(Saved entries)

>> BEGIN

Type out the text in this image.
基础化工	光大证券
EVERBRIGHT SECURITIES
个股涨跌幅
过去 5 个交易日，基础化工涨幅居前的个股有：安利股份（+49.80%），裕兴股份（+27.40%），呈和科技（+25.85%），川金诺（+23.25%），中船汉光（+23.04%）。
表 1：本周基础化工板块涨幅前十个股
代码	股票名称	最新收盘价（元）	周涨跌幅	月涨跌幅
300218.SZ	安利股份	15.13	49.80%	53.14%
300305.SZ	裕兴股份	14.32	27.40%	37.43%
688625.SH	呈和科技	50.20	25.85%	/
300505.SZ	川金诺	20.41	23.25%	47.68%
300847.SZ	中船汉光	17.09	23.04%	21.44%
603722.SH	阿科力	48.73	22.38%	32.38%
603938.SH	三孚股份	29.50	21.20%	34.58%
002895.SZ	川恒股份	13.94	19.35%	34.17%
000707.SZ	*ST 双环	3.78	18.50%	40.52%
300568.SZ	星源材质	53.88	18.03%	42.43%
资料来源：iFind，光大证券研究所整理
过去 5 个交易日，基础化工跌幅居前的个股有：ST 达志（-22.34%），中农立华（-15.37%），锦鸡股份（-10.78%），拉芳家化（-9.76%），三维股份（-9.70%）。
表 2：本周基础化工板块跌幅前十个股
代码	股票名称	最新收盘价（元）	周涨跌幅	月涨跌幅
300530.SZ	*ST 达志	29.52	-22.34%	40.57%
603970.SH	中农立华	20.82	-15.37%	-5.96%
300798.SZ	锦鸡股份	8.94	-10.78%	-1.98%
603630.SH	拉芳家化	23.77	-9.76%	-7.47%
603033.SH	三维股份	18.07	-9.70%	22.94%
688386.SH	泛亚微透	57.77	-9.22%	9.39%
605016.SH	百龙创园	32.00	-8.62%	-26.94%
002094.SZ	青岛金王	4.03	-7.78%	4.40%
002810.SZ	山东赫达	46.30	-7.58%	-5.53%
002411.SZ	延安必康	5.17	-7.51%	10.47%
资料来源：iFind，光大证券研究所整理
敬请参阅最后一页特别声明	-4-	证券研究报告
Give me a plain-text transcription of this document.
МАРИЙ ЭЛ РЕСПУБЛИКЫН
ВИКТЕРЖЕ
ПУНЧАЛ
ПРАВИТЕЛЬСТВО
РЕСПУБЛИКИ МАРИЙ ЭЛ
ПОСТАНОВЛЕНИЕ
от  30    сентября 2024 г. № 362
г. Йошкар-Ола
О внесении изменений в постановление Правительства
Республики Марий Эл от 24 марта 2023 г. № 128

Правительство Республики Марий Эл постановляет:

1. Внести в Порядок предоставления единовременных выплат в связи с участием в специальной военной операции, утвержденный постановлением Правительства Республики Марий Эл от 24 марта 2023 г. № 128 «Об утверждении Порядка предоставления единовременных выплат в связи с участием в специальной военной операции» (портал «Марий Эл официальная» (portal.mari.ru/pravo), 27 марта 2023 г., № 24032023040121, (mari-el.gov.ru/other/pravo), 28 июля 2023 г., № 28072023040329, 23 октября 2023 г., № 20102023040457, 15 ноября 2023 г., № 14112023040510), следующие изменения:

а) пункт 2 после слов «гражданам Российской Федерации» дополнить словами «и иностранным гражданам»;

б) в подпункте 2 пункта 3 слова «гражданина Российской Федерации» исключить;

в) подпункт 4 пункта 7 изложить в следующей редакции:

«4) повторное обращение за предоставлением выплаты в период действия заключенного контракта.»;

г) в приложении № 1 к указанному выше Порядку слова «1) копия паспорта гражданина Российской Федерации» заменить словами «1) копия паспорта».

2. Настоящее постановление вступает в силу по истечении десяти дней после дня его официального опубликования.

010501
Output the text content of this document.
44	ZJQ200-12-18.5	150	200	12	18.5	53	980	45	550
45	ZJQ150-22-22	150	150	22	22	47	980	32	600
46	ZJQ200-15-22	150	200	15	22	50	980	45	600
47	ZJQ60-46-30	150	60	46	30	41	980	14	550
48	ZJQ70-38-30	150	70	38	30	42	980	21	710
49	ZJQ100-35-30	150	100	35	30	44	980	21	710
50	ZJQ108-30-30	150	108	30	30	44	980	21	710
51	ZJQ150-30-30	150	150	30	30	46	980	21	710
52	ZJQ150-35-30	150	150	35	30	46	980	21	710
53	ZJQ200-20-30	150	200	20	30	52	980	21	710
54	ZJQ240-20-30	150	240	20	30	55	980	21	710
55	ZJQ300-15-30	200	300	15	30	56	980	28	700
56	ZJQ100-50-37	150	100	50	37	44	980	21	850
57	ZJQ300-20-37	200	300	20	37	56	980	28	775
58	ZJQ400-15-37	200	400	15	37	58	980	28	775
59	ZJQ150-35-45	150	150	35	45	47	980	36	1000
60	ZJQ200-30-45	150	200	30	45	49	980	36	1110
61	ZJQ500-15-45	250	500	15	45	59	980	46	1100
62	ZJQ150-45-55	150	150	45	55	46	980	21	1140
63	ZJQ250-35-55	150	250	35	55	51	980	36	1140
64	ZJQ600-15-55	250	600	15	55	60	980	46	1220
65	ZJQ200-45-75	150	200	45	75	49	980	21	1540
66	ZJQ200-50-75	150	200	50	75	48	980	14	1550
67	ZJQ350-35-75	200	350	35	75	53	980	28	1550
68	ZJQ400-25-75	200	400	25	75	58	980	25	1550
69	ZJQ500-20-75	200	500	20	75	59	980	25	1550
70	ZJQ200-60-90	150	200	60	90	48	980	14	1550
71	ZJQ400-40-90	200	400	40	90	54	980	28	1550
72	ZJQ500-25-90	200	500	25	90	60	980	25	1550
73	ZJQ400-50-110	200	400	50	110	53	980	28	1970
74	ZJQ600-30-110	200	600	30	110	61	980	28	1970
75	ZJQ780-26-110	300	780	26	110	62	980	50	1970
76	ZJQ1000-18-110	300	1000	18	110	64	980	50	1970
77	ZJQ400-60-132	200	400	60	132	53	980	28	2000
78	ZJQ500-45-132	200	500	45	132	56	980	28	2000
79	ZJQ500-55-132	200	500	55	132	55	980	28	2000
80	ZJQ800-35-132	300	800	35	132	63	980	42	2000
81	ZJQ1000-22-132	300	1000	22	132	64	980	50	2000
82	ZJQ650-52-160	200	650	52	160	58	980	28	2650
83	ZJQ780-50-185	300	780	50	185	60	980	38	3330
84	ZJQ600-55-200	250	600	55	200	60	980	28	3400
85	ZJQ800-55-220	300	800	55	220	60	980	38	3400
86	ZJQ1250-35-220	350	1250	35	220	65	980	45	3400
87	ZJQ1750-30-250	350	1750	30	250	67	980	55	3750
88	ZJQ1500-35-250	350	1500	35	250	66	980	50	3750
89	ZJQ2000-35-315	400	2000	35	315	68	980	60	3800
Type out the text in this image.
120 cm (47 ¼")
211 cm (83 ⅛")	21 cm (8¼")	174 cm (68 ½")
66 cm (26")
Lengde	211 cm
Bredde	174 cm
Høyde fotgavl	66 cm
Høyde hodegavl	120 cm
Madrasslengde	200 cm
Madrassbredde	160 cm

>> END

Problem requirements =
Collect every line above that contains the word "text".

Written solution =
Type out the text in this image.
Give me a plain-text transcription of this document.
Output the text content of this document.
Type out the text in this image.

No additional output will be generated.